DO THIS -> Your task is to transcribe the records exactly, skipping every image.

(Records about charts and figures)
<<<<

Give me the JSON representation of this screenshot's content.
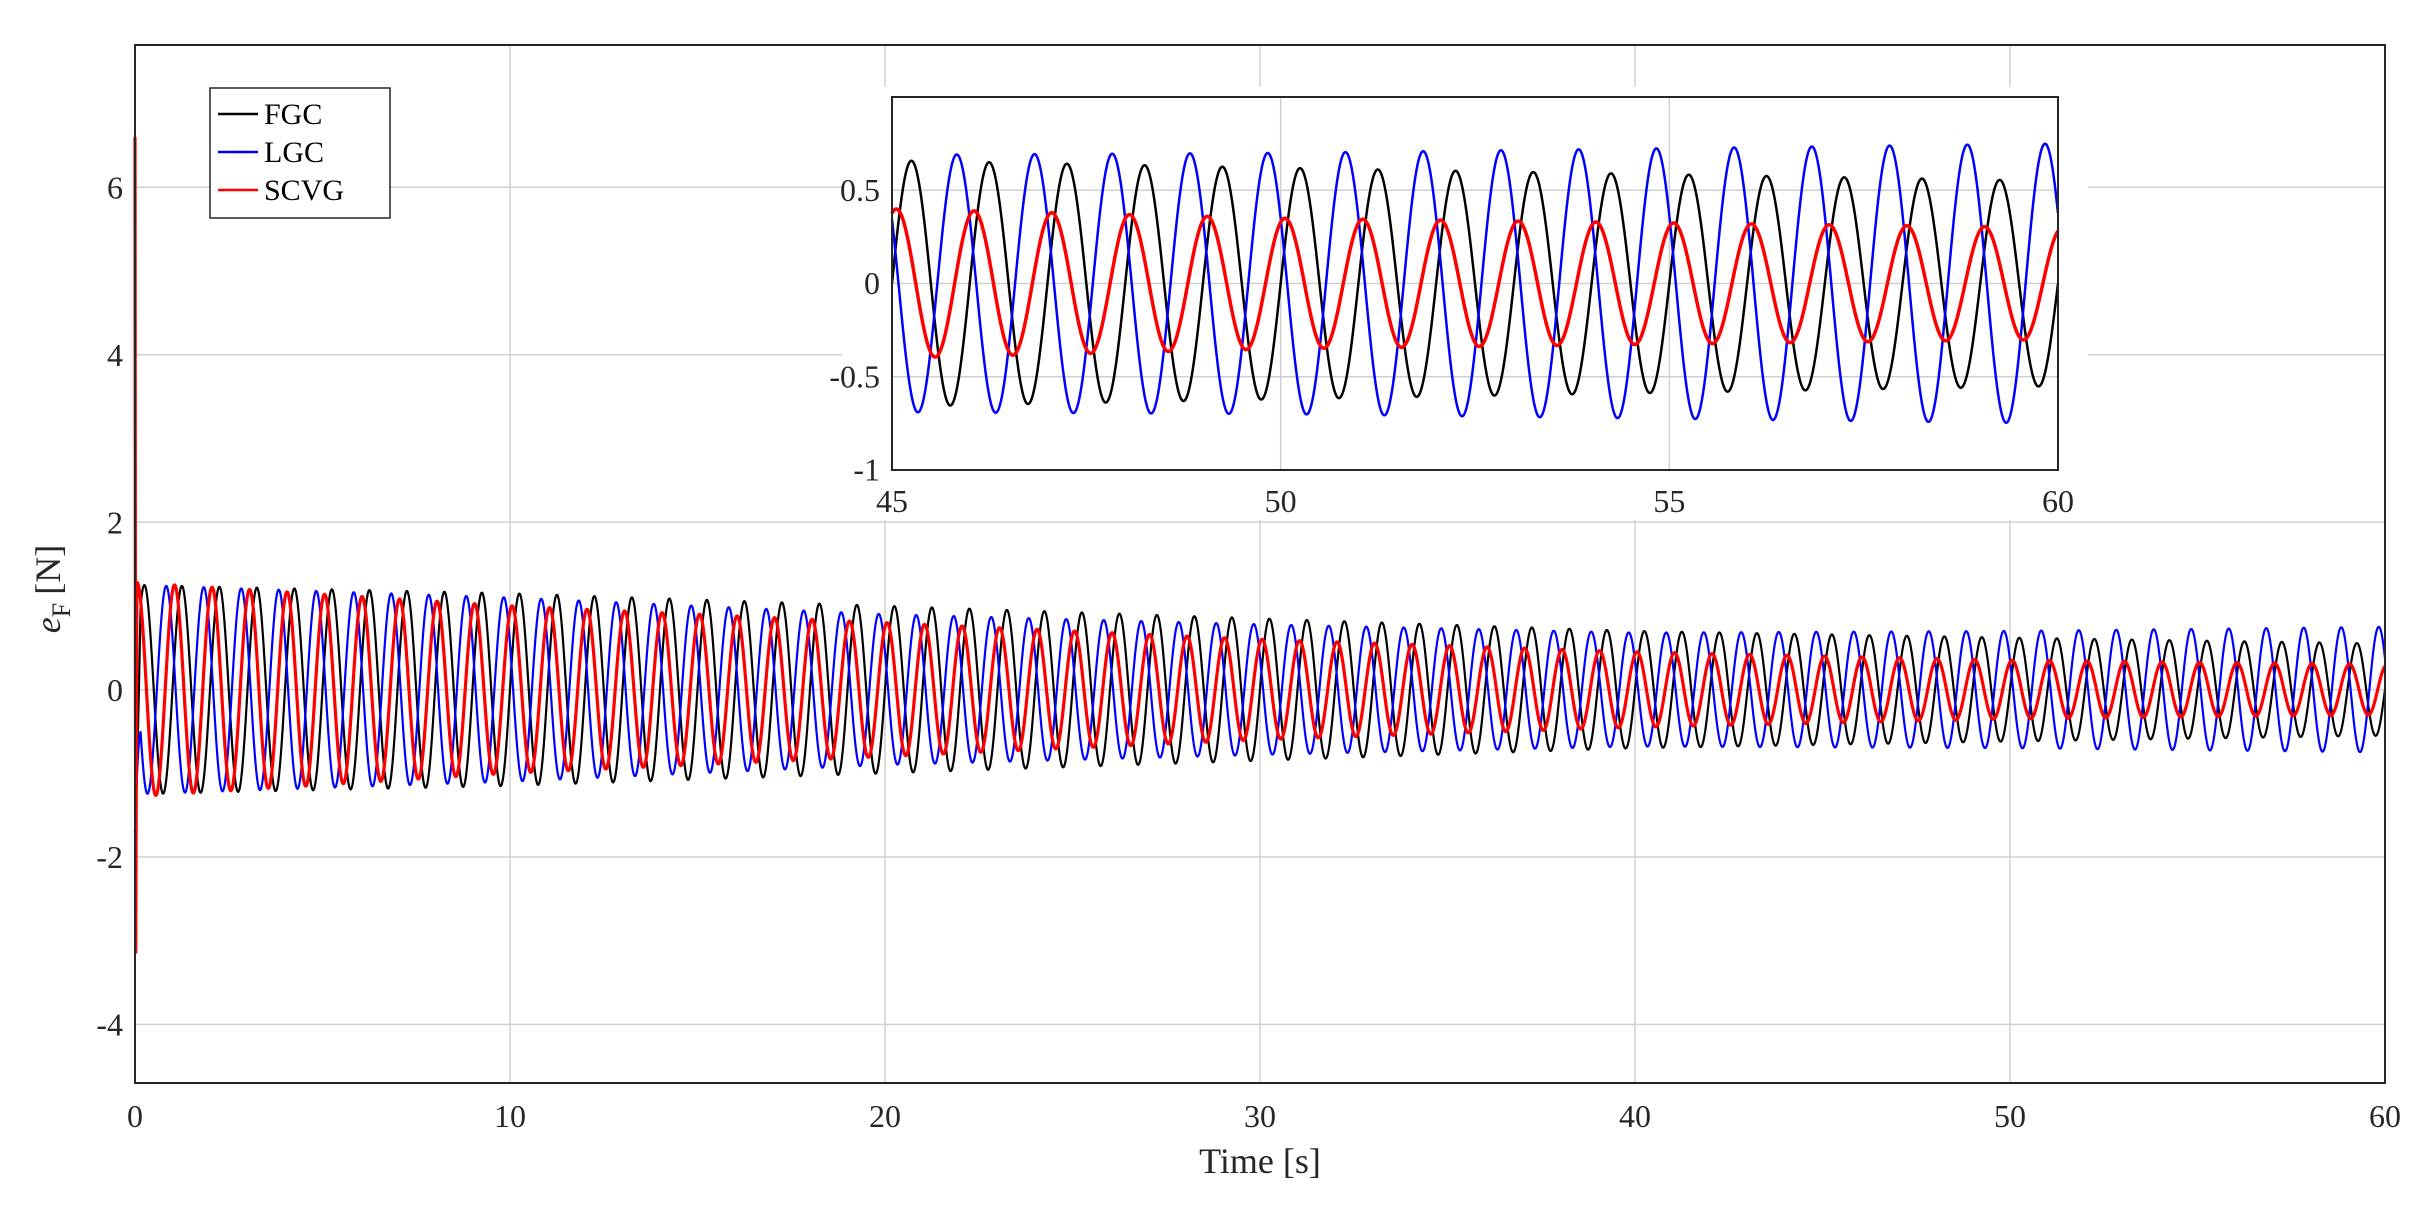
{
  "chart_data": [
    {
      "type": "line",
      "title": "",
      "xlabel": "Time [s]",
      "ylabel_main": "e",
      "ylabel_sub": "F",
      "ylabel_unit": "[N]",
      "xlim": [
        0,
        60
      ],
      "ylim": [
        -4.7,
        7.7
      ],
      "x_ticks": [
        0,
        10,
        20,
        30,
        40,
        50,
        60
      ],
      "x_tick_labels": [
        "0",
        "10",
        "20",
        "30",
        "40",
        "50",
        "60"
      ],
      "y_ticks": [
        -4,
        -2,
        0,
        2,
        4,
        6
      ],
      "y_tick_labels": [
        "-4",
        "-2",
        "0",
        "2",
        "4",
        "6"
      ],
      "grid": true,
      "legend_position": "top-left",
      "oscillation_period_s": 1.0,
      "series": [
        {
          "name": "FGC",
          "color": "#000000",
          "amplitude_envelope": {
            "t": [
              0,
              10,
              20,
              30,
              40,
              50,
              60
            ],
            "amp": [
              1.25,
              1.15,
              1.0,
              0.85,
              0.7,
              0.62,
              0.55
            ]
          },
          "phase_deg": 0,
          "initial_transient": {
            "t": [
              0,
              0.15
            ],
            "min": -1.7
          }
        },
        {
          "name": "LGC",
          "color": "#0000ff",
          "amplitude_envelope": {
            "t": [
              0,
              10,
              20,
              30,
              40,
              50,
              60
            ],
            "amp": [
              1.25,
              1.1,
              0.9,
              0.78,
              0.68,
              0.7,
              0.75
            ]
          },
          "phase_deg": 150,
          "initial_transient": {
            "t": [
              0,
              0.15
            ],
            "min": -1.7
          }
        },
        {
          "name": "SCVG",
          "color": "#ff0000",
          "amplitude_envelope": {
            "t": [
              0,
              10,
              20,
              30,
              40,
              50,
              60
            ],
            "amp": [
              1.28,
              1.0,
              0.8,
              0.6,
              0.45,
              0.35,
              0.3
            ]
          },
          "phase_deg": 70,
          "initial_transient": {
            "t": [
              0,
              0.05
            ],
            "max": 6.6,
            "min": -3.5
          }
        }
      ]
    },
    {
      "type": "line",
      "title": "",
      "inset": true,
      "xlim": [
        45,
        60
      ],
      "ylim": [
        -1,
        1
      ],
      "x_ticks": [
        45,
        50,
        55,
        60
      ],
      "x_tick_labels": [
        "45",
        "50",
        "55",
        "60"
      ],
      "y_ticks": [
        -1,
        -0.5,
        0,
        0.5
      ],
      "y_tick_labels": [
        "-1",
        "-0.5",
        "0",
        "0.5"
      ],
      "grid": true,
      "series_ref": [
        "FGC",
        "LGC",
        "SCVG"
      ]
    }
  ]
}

>>>>

SOLVED PROBLEM ->
Give me the JSON representation of this screenshot's content.
{
  "chart_data": [
    {
      "type": "line",
      "title": "",
      "xlabel": "Time [s]",
      "ylabel_main": "e",
      "ylabel_sub": "F",
      "ylabel_unit": "[N]",
      "xlim": [
        0,
        60
      ],
      "ylim": [
        -4.7,
        7.7
      ],
      "x_ticks": [
        0,
        10,
        20,
        30,
        40,
        50,
        60
      ],
      "x_tick_labels": [
        "0",
        "10",
        "20",
        "30",
        "40",
        "50",
        "60"
      ],
      "y_ticks": [
        -4,
        -2,
        0,
        2,
        4,
        6
      ],
      "y_tick_labels": [
        "-4",
        "-2",
        "0",
        "2",
        "4",
        "6"
      ],
      "grid": true,
      "legend_position": "top-left",
      "oscillation_period_s": 1.0,
      "series": [
        {
          "name": "FGC",
          "color": "#000000",
          "amplitude_envelope": {
            "t": [
              0,
              10,
              20,
              30,
              40,
              50,
              60
            ],
            "amp": [
              1.25,
              1.15,
              1.0,
              0.85,
              0.7,
              0.62,
              0.55
            ]
          },
          "phase_deg": 0,
          "initial_transient": {
            "t": [
              0,
              0.15
            ],
            "min": -1.7
          }
        },
        {
          "name": "LGC",
          "color": "#0000ff",
          "amplitude_envelope": {
            "t": [
              0,
              10,
              20,
              30,
              40,
              50,
              60
            ],
            "amp": [
              1.25,
              1.1,
              0.9,
              0.78,
              0.68,
              0.7,
              0.75
            ]
          },
          "phase_deg": 150,
          "initial_transient": {
            "t": [
              0,
              0.15
            ],
            "min": -1.7
          }
        },
        {
          "name": "SCVG",
          "color": "#ff0000",
          "amplitude_envelope": {
            "t": [
              0,
              10,
              20,
              30,
              40,
              50,
              60
            ],
            "amp": [
              1.28,
              1.0,
              0.8,
              0.6,
              0.45,
              0.35,
              0.3
            ]
          },
          "phase_deg": 70,
          "initial_transient": {
            "t": [
              0,
              0.05
            ],
            "max": 6.6,
            "min": -3.5
          }
        }
      ]
    },
    {
      "type": "line",
      "title": "",
      "inset": true,
      "xlim": [
        45,
        60
      ],
      "ylim": [
        -1,
        1
      ],
      "x_ticks": [
        45,
        50,
        55,
        60
      ],
      "x_tick_labels": [
        "45",
        "50",
        "55",
        "60"
      ],
      "y_ticks": [
        -1,
        -0.5,
        0,
        0.5
      ],
      "y_tick_labels": [
        "-1",
        "-0.5",
        "0",
        "0.5"
      ],
      "grid": true,
      "series_ref": [
        "FGC",
        "LGC",
        "SCVG"
      ]
    }
  ]
}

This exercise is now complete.